TO DO: Where a line contains the word "name", copy that line.
□ □ □ □
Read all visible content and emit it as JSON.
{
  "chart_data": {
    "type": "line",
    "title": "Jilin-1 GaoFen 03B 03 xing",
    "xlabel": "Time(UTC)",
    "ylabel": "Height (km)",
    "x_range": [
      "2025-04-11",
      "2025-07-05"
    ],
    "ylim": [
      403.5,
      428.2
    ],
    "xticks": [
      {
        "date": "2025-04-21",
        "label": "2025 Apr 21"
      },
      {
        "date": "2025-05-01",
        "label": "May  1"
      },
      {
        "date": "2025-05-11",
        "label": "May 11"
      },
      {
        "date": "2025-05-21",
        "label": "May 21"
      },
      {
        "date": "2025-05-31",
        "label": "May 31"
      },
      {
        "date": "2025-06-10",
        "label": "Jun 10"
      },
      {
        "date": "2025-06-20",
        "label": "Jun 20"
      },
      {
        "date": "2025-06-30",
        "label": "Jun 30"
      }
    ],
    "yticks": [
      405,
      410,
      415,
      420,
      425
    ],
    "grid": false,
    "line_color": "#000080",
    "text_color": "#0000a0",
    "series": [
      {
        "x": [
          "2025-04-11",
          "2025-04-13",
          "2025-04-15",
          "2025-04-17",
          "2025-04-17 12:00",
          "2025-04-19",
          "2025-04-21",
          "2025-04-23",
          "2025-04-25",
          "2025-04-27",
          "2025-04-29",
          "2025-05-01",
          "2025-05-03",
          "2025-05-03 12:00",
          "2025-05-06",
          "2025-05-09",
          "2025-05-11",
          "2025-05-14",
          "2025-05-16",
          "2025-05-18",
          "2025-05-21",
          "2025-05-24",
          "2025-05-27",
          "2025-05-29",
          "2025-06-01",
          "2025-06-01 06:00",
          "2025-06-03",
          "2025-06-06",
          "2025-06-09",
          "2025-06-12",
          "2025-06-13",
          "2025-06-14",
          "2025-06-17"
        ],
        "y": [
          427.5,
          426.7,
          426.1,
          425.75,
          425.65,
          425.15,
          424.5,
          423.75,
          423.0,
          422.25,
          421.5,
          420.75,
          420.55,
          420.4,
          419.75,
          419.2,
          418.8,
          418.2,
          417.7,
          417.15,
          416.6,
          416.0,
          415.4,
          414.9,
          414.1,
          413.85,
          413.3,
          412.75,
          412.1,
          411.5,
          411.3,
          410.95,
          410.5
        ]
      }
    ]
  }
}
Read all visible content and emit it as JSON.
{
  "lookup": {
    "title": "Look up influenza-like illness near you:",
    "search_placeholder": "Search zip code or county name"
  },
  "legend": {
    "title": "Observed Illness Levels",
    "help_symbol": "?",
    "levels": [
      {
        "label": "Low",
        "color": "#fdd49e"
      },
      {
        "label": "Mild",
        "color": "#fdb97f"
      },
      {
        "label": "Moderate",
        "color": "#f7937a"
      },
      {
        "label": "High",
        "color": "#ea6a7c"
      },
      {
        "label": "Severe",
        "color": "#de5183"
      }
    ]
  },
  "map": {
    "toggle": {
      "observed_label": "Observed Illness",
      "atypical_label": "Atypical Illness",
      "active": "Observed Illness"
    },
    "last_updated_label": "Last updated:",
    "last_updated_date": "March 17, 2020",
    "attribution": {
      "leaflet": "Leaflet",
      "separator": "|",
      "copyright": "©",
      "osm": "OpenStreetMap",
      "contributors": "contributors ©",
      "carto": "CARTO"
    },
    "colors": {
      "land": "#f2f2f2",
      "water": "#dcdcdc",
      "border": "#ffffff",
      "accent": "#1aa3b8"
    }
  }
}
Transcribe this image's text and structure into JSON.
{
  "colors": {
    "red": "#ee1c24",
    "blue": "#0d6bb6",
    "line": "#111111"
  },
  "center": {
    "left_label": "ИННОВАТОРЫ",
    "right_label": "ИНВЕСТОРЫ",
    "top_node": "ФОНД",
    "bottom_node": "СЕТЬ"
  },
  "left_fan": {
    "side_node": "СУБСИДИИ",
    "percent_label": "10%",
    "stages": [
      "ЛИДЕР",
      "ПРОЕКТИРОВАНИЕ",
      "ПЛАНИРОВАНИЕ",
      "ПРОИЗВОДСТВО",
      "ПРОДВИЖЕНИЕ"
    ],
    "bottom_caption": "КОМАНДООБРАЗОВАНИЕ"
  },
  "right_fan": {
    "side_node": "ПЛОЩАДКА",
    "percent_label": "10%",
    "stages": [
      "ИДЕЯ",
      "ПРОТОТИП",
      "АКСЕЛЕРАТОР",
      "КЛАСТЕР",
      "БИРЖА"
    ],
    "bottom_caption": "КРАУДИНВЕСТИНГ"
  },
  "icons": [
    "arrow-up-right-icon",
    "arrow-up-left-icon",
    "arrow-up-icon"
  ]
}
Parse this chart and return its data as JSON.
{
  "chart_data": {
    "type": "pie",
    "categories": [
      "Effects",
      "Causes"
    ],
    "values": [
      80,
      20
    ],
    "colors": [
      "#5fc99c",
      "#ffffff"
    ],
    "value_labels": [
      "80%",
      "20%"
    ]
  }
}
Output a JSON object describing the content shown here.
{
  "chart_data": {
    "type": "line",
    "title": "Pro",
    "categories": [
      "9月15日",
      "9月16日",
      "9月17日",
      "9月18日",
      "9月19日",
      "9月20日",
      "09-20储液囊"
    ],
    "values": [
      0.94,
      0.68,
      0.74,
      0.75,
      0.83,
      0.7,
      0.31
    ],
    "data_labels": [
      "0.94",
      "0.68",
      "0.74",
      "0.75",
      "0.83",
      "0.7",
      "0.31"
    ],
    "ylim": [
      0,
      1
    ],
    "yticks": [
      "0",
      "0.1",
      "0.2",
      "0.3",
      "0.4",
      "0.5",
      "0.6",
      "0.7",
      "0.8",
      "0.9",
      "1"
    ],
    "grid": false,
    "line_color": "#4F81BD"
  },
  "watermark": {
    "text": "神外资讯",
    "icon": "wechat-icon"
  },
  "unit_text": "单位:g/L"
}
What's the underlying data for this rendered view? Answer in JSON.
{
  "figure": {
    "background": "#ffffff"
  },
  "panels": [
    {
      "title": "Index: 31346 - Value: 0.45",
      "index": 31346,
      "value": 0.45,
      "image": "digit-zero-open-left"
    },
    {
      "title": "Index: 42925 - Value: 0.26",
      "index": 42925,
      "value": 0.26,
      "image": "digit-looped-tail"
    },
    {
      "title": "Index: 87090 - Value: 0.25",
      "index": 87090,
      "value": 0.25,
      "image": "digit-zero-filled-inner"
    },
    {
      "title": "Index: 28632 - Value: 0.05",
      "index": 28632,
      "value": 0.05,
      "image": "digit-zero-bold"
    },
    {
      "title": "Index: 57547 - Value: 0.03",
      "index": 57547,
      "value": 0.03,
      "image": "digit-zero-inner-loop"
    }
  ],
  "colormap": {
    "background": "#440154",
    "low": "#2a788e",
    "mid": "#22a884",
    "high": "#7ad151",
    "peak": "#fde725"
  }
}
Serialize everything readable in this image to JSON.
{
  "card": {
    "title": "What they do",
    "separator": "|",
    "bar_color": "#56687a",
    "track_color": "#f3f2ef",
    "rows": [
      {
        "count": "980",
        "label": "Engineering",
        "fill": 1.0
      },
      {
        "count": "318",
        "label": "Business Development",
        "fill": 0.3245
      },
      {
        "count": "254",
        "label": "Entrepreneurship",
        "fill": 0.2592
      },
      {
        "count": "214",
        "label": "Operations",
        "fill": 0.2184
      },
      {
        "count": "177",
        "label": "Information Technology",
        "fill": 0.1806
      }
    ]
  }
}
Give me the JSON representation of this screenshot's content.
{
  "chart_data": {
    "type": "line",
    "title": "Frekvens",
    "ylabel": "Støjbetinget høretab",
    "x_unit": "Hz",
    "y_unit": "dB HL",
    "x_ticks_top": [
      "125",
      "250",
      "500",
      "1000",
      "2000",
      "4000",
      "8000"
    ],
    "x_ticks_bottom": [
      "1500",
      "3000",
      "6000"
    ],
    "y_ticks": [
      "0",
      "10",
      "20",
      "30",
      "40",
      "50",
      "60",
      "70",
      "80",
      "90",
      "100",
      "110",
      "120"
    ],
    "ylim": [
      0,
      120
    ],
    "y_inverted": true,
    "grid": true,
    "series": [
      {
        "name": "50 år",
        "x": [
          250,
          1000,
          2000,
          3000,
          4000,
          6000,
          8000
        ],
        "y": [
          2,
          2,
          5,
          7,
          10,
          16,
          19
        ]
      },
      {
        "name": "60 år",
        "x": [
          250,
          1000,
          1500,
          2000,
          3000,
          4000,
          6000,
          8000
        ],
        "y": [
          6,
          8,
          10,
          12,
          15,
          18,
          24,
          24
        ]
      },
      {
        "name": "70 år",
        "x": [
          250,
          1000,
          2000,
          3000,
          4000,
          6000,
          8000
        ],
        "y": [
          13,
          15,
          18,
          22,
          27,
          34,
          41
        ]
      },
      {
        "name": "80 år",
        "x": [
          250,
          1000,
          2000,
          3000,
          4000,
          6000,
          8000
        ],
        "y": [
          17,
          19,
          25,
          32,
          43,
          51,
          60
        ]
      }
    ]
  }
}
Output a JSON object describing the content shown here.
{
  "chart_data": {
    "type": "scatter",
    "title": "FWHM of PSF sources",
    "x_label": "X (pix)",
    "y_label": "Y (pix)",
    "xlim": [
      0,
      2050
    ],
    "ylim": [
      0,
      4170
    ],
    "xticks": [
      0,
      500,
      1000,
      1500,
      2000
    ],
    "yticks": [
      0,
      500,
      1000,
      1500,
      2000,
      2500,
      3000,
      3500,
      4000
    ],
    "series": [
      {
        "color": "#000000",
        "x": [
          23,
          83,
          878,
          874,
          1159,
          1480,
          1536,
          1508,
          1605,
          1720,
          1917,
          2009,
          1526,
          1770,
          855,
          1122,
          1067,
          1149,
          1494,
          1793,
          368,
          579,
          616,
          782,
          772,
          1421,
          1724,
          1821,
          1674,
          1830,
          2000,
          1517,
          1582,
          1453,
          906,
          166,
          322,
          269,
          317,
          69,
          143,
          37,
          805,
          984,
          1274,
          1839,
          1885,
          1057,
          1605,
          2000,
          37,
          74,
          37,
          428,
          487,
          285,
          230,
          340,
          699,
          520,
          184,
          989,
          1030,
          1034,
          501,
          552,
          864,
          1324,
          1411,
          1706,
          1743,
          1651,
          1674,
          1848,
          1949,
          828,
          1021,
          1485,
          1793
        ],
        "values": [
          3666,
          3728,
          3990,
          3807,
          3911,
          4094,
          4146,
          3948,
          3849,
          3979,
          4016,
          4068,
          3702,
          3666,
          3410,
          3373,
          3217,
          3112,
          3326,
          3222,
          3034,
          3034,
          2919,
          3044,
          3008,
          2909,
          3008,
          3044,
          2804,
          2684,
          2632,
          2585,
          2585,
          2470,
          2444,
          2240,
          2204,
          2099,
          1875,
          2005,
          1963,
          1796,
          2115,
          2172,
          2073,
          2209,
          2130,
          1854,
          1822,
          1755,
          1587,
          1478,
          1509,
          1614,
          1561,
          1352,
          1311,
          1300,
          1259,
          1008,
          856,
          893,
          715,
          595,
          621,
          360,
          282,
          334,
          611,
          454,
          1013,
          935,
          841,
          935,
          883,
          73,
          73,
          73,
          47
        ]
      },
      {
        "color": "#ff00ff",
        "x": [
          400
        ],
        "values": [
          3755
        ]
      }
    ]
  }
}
□ □ □ □
EXERCISE SOLUTION:
    "search_placeholder": "Search zip code or county name"
        "name": "50 år",
        "name": "60 år",
        "name": "70 år",
        "name": "80 år",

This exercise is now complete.